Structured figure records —
>>>

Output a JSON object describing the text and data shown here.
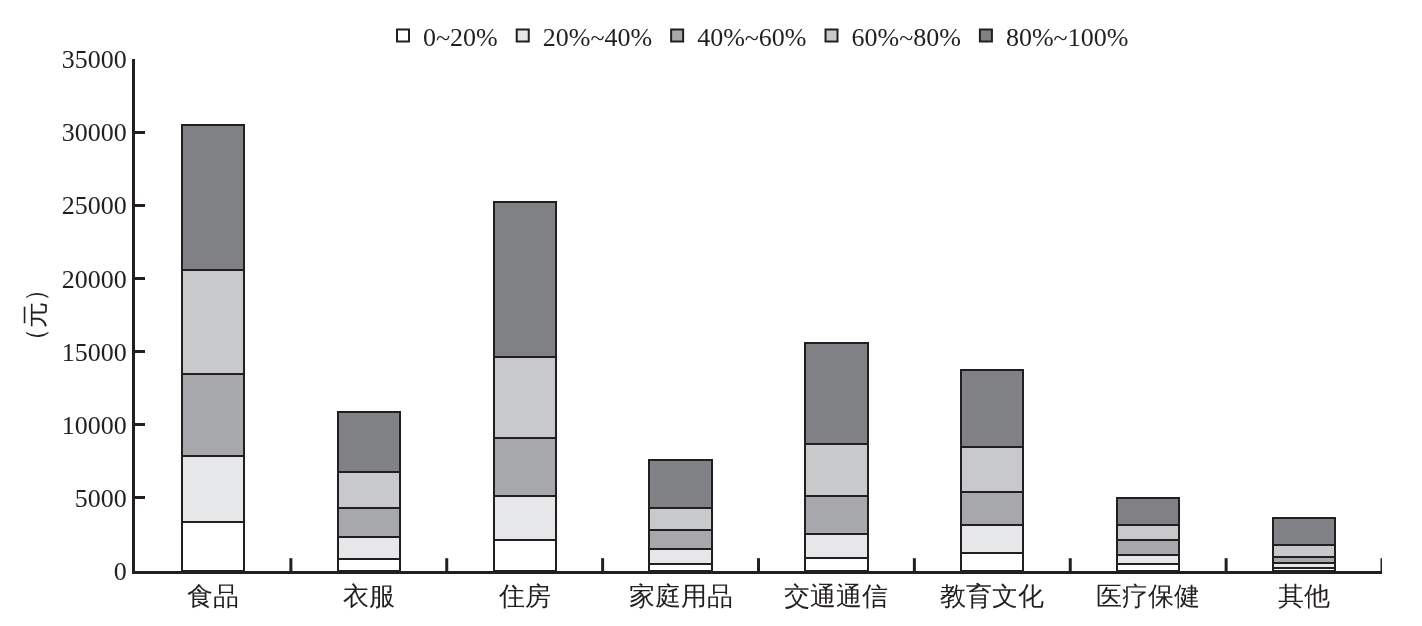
{
  "chart_data": {
    "type": "bar",
    "stacked": true,
    "ylabel": "（元）",
    "categories": [
      "食品",
      "衣服",
      "住房",
      "家庭用品",
      "交通通信",
      "教育文化",
      "医疗保健",
      "其他"
    ],
    "series": [
      {
        "name": "0~20%",
        "color": "#ffffff",
        "values": [
          3370,
          800,
          2100,
          500,
          900,
          1250,
          450,
          200
        ]
      },
      {
        "name": "20%~40%",
        "color": "#e6e7e8",
        "values": [
          4500,
          1500,
          3000,
          1000,
          1600,
          1900,
          650,
          330
        ]
      },
      {
        "name": "40%~60%",
        "color": "#a7a8ab",
        "values": [
          5600,
          2000,
          4000,
          1300,
          2600,
          2250,
          1000,
          460
        ]
      },
      {
        "name": "60%~80%",
        "color": "#c8c9cb",
        "values": [
          7100,
          2500,
          5500,
          1500,
          3600,
          3050,
          1050,
          790
        ]
      },
      {
        "name": "80%~100%",
        "color": "#808184",
        "values": [
          9900,
          4100,
          10600,
          3300,
          6900,
          5300,
          1850,
          1850
        ]
      }
    ],
    "ylim": [
      0,
      35000
    ],
    "yticks": [
      0,
      5000,
      10000,
      15000,
      20000,
      25000,
      30000,
      35000
    ],
    "grid": false,
    "legend": "top"
  }
}
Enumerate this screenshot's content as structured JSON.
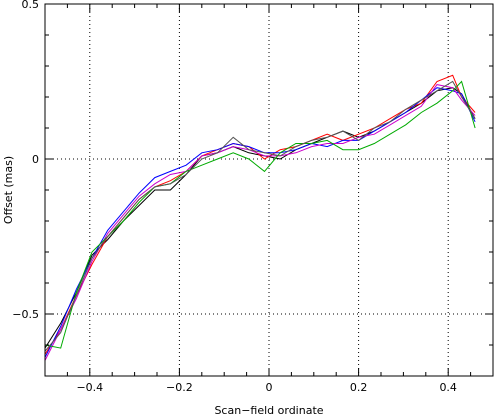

<<<

Problem details — Drop the images and quote the entries word for word.

Task answer —
Output a JSON object describing the text and data shown here.
{
  "chart_data": {
    "type": "bar",
    "stacked": true,
    "ylabel": "（元）",
    "categories": [
      "食品",
      "衣服",
      "住房",
      "家庭用品",
      "交通通信",
      "教育文化",
      "医疗保健",
      "其他"
    ],
    "series": [
      {
        "name": "0~20%",
        "color": "#ffffff",
        "values": [
          3370,
          800,
          2100,
          500,
          900,
          1250,
          450,
          200
        ]
      },
      {
        "name": "20%~40%",
        "color": "#e6e7e8",
        "values": [
          4500,
          1500,
          3000,
          1000,
          1600,
          1900,
          650,
          330
        ]
      },
      {
        "name": "40%~60%",
        "color": "#a7a8ab",
        "values": [
          5600,
          2000,
          4000,
          1300,
          2600,
          2250,
          1000,
          460
        ]
      },
      {
        "name": "60%~80%",
        "color": "#c8c9cb",
        "values": [
          7100,
          2500,
          5500,
          1500,
          3600,
          3050,
          1050,
          790
        ]
      },
      {
        "name": "80%~100%",
        "color": "#808184",
        "values": [
          9900,
          4100,
          10600,
          3300,
          6900,
          5300,
          1850,
          1850
        ]
      }
    ],
    "ylim": [
      0,
      35000
    ],
    "yticks": [
      0,
      5000,
      10000,
      15000,
      20000,
      25000,
      30000,
      35000
    ],
    "grid": false,
    "legend": "top"
  }
}
Enumerate this screenshot's content as structured JSON.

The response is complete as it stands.